**PROVIDED DATA**:
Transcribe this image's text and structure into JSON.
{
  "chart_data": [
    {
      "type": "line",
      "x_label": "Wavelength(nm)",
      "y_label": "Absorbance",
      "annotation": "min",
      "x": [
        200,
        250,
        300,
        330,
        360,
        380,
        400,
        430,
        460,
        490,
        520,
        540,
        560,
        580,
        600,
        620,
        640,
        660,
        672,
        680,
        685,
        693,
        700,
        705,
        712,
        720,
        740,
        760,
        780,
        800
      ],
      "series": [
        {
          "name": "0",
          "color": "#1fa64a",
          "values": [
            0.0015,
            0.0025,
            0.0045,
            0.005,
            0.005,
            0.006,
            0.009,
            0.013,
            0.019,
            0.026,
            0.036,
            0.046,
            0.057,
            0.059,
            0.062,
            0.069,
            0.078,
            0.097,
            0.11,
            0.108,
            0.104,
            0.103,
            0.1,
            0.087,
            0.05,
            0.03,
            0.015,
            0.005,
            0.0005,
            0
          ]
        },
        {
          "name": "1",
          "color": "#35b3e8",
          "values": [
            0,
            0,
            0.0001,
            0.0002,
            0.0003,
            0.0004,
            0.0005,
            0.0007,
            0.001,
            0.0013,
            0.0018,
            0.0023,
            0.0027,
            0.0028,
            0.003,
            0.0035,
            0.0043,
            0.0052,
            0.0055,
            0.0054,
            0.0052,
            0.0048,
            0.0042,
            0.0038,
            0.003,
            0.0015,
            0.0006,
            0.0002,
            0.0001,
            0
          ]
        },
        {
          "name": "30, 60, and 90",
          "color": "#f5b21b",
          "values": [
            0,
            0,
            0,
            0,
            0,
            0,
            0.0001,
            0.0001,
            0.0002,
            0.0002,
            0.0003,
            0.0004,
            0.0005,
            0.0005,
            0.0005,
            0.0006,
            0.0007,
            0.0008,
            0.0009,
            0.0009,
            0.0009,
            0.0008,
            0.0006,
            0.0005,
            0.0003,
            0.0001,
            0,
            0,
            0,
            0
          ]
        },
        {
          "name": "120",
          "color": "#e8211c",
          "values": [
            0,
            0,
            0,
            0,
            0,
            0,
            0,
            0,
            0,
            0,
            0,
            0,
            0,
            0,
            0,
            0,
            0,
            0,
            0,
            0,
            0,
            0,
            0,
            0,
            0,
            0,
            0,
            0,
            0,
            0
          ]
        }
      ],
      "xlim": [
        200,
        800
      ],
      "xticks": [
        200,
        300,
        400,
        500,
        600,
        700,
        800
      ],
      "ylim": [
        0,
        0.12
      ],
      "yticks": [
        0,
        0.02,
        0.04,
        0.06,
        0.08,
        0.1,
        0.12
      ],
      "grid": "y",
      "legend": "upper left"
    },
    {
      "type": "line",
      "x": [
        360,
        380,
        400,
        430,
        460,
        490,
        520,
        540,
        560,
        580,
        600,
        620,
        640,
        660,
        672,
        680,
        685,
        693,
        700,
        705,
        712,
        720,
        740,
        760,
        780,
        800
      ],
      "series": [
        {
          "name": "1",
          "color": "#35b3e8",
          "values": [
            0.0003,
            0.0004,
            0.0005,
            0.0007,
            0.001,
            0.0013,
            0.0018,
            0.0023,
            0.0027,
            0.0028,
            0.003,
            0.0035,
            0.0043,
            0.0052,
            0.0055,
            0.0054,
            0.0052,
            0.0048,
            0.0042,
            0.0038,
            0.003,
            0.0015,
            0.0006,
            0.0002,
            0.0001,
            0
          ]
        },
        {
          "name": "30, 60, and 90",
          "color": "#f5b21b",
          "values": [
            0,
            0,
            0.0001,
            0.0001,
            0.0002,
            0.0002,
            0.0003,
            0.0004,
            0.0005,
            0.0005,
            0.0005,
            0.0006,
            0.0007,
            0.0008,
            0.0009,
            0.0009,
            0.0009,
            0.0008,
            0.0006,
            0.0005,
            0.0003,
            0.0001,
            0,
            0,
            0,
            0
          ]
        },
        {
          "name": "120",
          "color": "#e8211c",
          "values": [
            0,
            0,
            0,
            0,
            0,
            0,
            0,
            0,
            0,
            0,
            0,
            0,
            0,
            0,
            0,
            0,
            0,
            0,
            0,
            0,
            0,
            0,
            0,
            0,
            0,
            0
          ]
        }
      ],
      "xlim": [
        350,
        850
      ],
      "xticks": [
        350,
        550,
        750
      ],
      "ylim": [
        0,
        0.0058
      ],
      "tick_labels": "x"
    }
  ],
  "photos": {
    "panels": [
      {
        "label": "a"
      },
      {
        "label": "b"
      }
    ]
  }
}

**WRITTEN REQUEST**:
Extract every entry in the listing word for word.

**TASK RESULT**:
Transcribe this image's text and structure into JSON.
{
  "chart_data": [
    {
      "type": "line",
      "x_label": "Wavelength(nm)",
      "y_label": "Absorbance",
      "annotation": "min",
      "x": [
        200,
        250,
        300,
        330,
        360,
        380,
        400,
        430,
        460,
        490,
        520,
        540,
        560,
        580,
        600,
        620,
        640,
        660,
        672,
        680,
        685,
        693,
        700,
        705,
        712,
        720,
        740,
        760,
        780,
        800
      ],
      "series": [
        {
          "name": "0",
          "color": "#1fa64a",
          "values": [
            0.0015,
            0.0025,
            0.0045,
            0.005,
            0.005,
            0.006,
            0.009,
            0.013,
            0.019,
            0.026,
            0.036,
            0.046,
            0.057,
            0.059,
            0.062,
            0.069,
            0.078,
            0.097,
            0.11,
            0.108,
            0.104,
            0.103,
            0.1,
            0.087,
            0.05,
            0.03,
            0.015,
            0.005,
            0.0005,
            0
          ]
        },
        {
          "name": "1",
          "color": "#35b3e8",
          "values": [
            0,
            0,
            0.0001,
            0.0002,
            0.0003,
            0.0004,
            0.0005,
            0.0007,
            0.001,
            0.0013,
            0.0018,
            0.0023,
            0.0027,
            0.0028,
            0.003,
            0.0035,
            0.0043,
            0.0052,
            0.0055,
            0.0054,
            0.0052,
            0.0048,
            0.0042,
            0.0038,
            0.003,
            0.0015,
            0.0006,
            0.0002,
            0.0001,
            0
          ]
        },
        {
          "name": "30, 60, and 90",
          "color": "#f5b21b",
          "values": [
            0,
            0,
            0,
            0,
            0,
            0,
            0.0001,
            0.0001,
            0.0002,
            0.0002,
            0.0003,
            0.0004,
            0.0005,
            0.0005,
            0.0005,
            0.0006,
            0.0007,
            0.0008,
            0.0009,
            0.0009,
            0.0009,
            0.0008,
            0.0006,
            0.0005,
            0.0003,
            0.0001,
            0,
            0,
            0,
            0
          ]
        },
        {
          "name": "120",
          "color": "#e8211c",
          "values": [
            0,
            0,
            0,
            0,
            0,
            0,
            0,
            0,
            0,
            0,
            0,
            0,
            0,
            0,
            0,
            0,
            0,
            0,
            0,
            0,
            0,
            0,
            0,
            0,
            0,
            0,
            0,
            0,
            0,
            0
          ]
        }
      ],
      "xlim": [
        200,
        800
      ],
      "xticks": [
        200,
        300,
        400,
        500,
        600,
        700,
        800
      ],
      "ylim": [
        0,
        0.12
      ],
      "yticks": [
        0,
        0.02,
        0.04,
        0.06,
        0.08,
        0.1,
        0.12
      ],
      "grid": "y",
      "legend": "upper left"
    },
    {
      "type": "line",
      "x": [
        360,
        380,
        400,
        430,
        460,
        490,
        520,
        540,
        560,
        580,
        600,
        620,
        640,
        660,
        672,
        680,
        685,
        693,
        700,
        705,
        712,
        720,
        740,
        760,
        780,
        800
      ],
      "series": [
        {
          "name": "1",
          "color": "#35b3e8",
          "values": [
            0.0003,
            0.0004,
            0.0005,
            0.0007,
            0.001,
            0.0013,
            0.0018,
            0.0023,
            0.0027,
            0.0028,
            0.003,
            0.0035,
            0.0043,
            0.0052,
            0.0055,
            0.0054,
            0.0052,
            0.0048,
            0.0042,
            0.0038,
            0.003,
            0.0015,
            0.0006,
            0.0002,
            0.0001,
            0
          ]
        },
        {
          "name": "30, 60, and 90",
          "color": "#f5b21b",
          "values": [
            0,
            0,
            0.0001,
            0.0001,
            0.0002,
            0.0002,
            0.0003,
            0.0004,
            0.0005,
            0.0005,
            0.0005,
            0.0006,
            0.0007,
            0.0008,
            0.0009,
            0.0009,
            0.0009,
            0.0008,
            0.0006,
            0.0005,
            0.0003,
            0.0001,
            0,
            0,
            0,
            0
          ]
        },
        {
          "name": "120",
          "color": "#e8211c",
          "values": [
            0,
            0,
            0,
            0,
            0,
            0,
            0,
            0,
            0,
            0,
            0,
            0,
            0,
            0,
            0,
            0,
            0,
            0,
            0,
            0,
            0,
            0,
            0,
            0,
            0,
            0
          ]
        }
      ],
      "xlim": [
        350,
        850
      ],
      "xticks": [
        350,
        550,
        750
      ],
      "ylim": [
        0,
        0.0058
      ],
      "tick_labels": "x"
    }
  ],
  "photos": {
    "panels": [
      {
        "label": "a"
      },
      {
        "label": "b"
      }
    ]
  }
}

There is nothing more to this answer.